-- BEGIN DATASET --
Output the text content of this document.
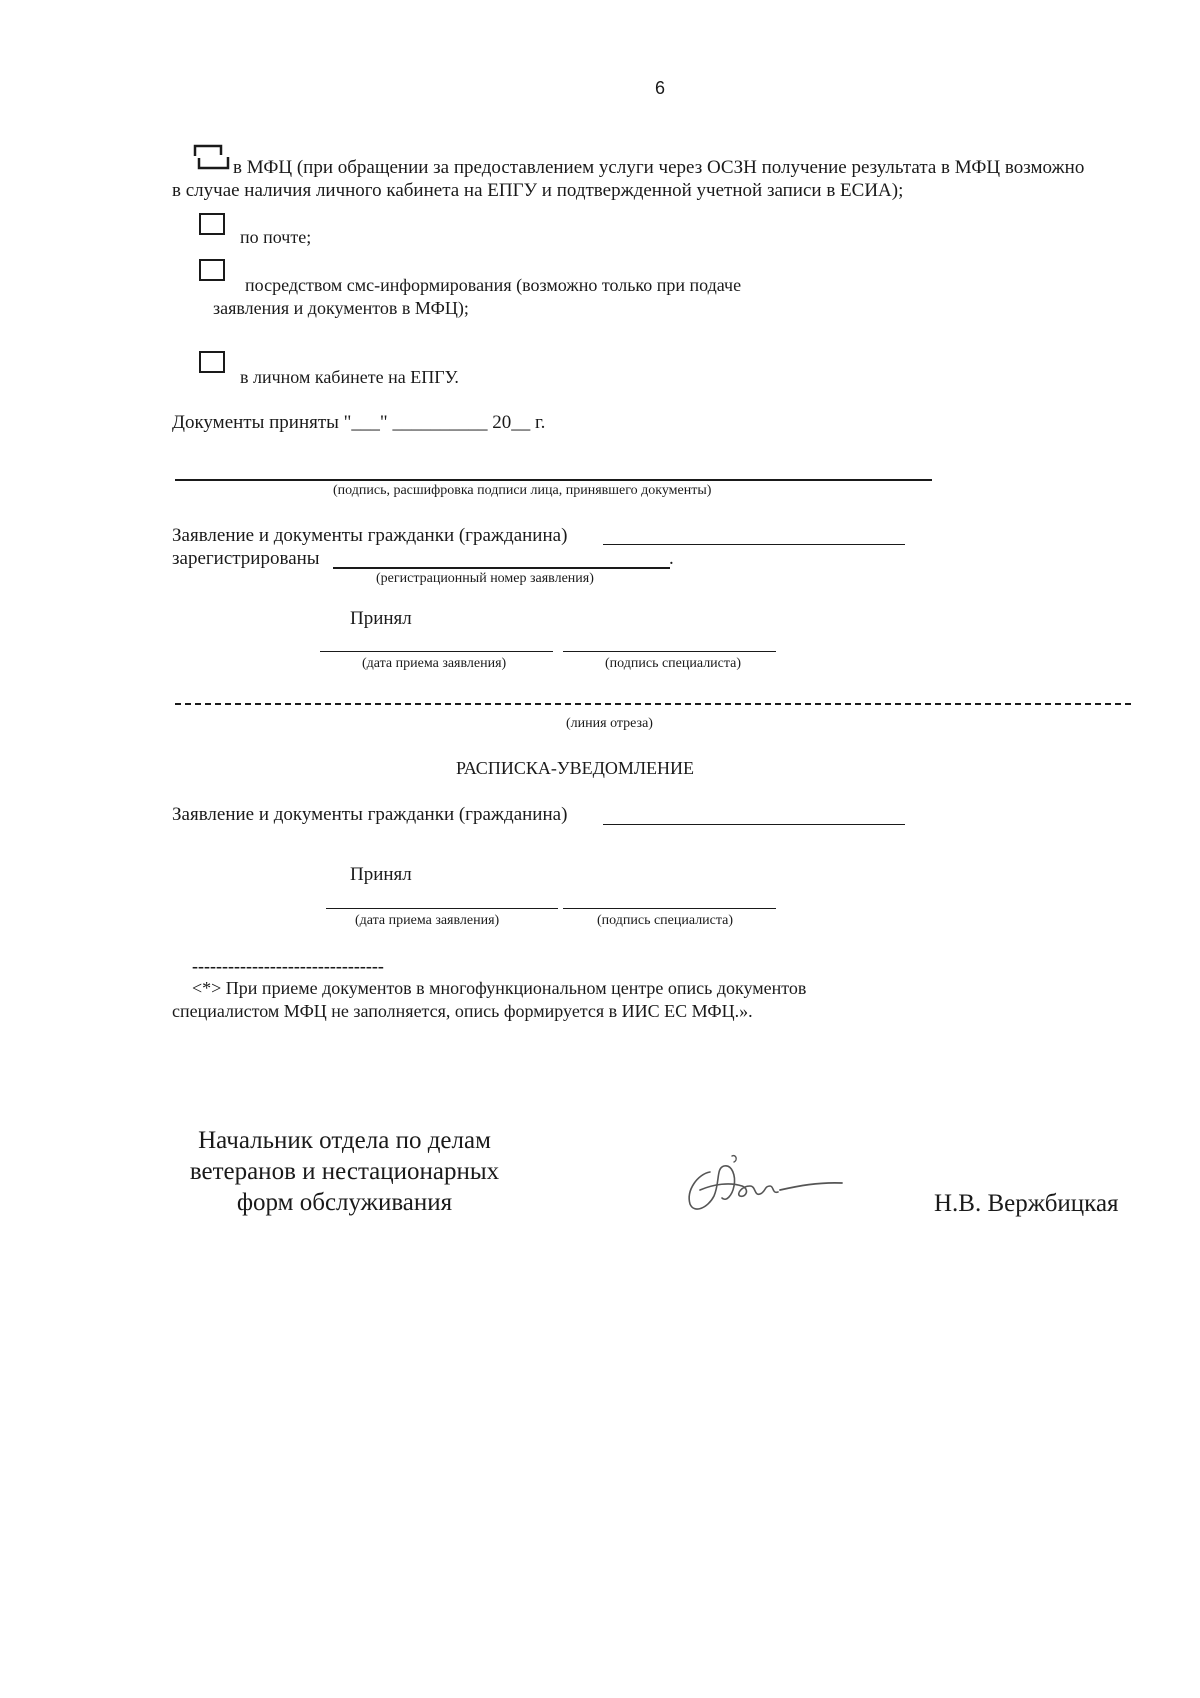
6
в МФЦ (при обращении за предоставлением услуги через ОСЗН получение результата в МФЦ возможно
в случае наличия личного кабинета на ЕПГУ и подтвержденной учетной записи в ЕСИА);
по почте;
посредством смс-информирования (возможно только при подаче
заявления и документов в МФЦ);
в личном кабинете на ЕПГУ.
Документы приняты "___" __________ 20__ г.
(подпись, расшифровка подписи лица, принявшего документы)
Заявление и документы гражданки (гражданина)
зарегистрированы	.
(регистрационный номер заявления)
Принял
(дата приема заявления)	(подпись специалиста)
(линия отреза)
РАСПИСКА-УВЕДОМЛЕНИЕ
Заявление и документы гражданки (гражданина)
Принял
(дата приема заявления)	(подпись специалиста)
--------------------------------
<*> При приеме документов в многофункциональном центре опись документов
специалистом МФЦ не заполняется, опись формируется в ИИС ЕС МФЦ.».
Начальник отдела по делам
ветеранов и нестационарных
форм обслуживания	Н.В. Вержбицкая
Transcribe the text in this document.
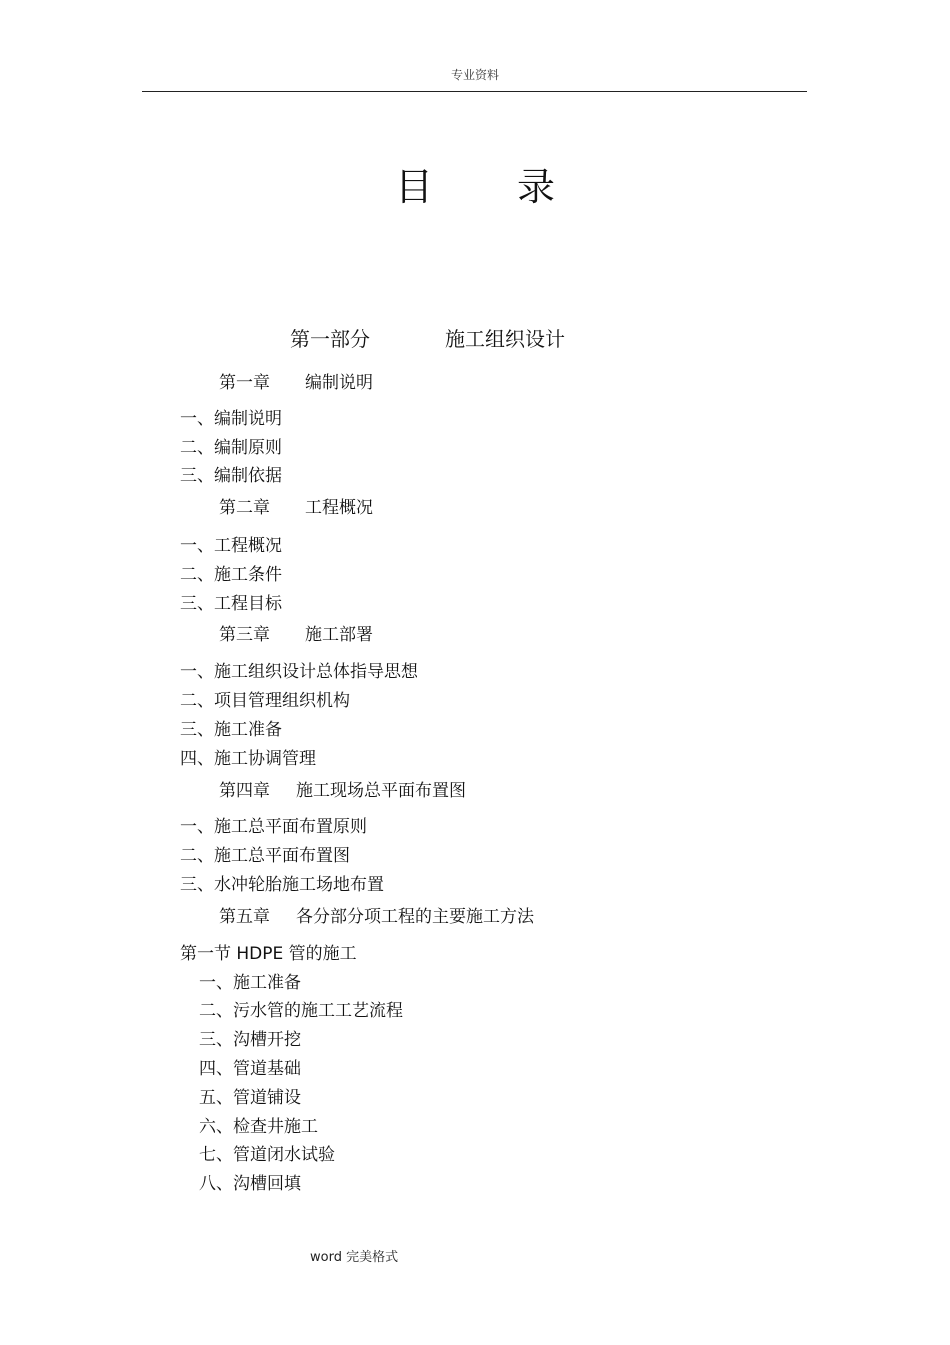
专业资料
目 录
第一部分	施工组织设计
第一章 编制说明
一、编制说明
二、编制原则
三、编制依据
第二章 工程概况
一、工程概况
二、施工条件
三、工程目标
第三章 施工部署
一、施工组织设计总体指导思想
二、项目管理组织机构
三、施工准备
四、施工协调管理
第四章 施工现场总平面布置图
一、施工总平面布置原则
二、施工总平面布置图
三、水冲轮胎施工场地布置
第五章 各分部分项工程的主要施工方法
第一节 HDPE 管的施工
一、施工准备
二、污水管的施工工艺流程
三、沟槽开挖
四、管道基础
五、管道铺设
六、检查井施工
七、管道闭水试验
八、沟槽回填
word 完美格式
-- END DATASET --
Search the material above for "заявления". Pull out each line where it shows up.

заявления и документов в МФЦ);
(регистрационный номер заявления)
(дата приема заявления)	(подпись специалиста)
(дата приема заявления)	(подпись специалиста)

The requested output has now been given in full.